Set exercise >>
Every line holding the string "ylabel" should be gathered.

Given data >>
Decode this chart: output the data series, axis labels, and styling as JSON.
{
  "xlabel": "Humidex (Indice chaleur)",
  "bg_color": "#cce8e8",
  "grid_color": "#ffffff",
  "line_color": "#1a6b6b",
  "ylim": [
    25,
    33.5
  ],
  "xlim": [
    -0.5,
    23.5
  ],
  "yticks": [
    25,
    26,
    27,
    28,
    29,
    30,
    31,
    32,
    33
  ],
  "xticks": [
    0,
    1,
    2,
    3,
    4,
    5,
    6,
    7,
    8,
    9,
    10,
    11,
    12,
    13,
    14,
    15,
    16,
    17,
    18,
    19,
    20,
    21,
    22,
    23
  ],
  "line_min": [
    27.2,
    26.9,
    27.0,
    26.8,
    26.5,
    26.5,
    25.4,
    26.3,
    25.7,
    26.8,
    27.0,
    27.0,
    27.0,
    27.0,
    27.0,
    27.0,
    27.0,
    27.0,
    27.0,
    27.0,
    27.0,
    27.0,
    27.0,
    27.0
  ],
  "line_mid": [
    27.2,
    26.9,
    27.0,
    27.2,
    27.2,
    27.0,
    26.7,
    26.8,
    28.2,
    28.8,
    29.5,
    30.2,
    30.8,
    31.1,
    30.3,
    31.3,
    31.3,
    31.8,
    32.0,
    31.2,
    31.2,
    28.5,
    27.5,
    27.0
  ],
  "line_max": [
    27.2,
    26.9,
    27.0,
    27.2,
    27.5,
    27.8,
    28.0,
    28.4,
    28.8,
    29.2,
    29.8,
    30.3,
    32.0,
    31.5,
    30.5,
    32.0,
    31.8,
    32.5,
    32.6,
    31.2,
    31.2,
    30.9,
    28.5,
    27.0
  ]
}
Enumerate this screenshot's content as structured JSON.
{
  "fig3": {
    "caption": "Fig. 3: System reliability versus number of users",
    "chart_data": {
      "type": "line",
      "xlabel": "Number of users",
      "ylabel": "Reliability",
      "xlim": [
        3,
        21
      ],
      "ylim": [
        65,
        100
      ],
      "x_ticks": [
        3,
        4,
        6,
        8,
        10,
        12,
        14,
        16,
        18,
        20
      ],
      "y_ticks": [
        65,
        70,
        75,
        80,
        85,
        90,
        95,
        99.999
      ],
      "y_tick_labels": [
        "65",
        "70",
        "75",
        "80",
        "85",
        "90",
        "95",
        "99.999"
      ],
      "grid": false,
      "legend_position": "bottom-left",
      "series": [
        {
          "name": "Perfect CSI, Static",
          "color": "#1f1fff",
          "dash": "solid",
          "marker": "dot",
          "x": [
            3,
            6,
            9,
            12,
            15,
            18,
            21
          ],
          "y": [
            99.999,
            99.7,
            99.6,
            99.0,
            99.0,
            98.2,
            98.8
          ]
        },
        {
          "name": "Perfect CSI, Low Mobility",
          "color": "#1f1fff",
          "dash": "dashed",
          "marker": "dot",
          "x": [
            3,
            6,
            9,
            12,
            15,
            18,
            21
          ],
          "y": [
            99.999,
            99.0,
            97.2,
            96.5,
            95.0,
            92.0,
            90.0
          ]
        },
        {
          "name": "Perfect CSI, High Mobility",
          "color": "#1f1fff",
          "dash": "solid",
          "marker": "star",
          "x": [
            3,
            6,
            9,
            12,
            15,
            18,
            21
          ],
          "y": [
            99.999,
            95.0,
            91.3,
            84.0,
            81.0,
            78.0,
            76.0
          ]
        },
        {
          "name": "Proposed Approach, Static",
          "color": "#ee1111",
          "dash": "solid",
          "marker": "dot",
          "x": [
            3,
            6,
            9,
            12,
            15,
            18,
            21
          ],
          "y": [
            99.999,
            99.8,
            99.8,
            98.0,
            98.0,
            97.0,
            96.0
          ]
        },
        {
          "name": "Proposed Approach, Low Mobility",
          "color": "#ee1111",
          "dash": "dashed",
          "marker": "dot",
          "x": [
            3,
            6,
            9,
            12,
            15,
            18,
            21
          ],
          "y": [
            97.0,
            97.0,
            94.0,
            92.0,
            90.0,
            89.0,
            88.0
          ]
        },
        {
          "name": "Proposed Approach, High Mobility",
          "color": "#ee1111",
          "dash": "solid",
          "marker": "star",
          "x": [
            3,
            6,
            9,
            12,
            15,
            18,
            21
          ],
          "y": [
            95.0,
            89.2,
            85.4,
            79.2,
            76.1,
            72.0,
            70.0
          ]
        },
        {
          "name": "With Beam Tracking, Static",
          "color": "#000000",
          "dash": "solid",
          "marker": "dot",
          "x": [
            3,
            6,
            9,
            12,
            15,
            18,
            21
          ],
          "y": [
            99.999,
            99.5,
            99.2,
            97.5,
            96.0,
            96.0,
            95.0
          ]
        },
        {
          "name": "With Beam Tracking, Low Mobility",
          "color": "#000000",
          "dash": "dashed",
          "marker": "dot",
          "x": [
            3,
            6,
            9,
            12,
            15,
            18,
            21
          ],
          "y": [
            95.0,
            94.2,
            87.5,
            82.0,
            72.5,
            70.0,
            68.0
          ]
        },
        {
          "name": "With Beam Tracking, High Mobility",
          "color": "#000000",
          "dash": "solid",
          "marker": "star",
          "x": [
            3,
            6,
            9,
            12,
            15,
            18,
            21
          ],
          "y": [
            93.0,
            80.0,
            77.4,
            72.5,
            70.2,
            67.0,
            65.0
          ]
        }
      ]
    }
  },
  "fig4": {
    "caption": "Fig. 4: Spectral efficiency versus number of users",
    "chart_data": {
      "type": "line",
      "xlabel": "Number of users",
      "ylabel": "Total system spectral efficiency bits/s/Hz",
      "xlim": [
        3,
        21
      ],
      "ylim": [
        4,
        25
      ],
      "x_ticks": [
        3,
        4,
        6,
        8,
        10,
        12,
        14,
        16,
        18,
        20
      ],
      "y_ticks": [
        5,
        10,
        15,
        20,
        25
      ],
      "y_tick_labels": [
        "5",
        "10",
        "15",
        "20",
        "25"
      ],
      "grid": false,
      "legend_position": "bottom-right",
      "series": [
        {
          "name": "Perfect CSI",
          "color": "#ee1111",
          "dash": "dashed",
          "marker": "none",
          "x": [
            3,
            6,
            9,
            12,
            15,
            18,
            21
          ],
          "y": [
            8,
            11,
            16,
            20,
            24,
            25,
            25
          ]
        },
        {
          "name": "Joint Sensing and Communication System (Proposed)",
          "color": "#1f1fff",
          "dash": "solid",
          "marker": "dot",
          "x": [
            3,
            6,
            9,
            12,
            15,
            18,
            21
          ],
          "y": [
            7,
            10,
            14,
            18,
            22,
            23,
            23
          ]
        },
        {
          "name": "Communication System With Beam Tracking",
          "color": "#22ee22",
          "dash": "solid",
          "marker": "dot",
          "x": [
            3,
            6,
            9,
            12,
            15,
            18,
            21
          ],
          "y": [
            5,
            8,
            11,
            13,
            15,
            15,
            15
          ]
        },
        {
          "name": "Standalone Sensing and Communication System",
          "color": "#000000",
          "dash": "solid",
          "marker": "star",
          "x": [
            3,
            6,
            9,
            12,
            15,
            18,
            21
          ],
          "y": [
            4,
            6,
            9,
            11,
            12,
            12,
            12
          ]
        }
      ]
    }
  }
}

Solution to this task >>
      "ylabel": "Reliability",
      "ylabel": "Total system spectral efficiency bits/s/Hz",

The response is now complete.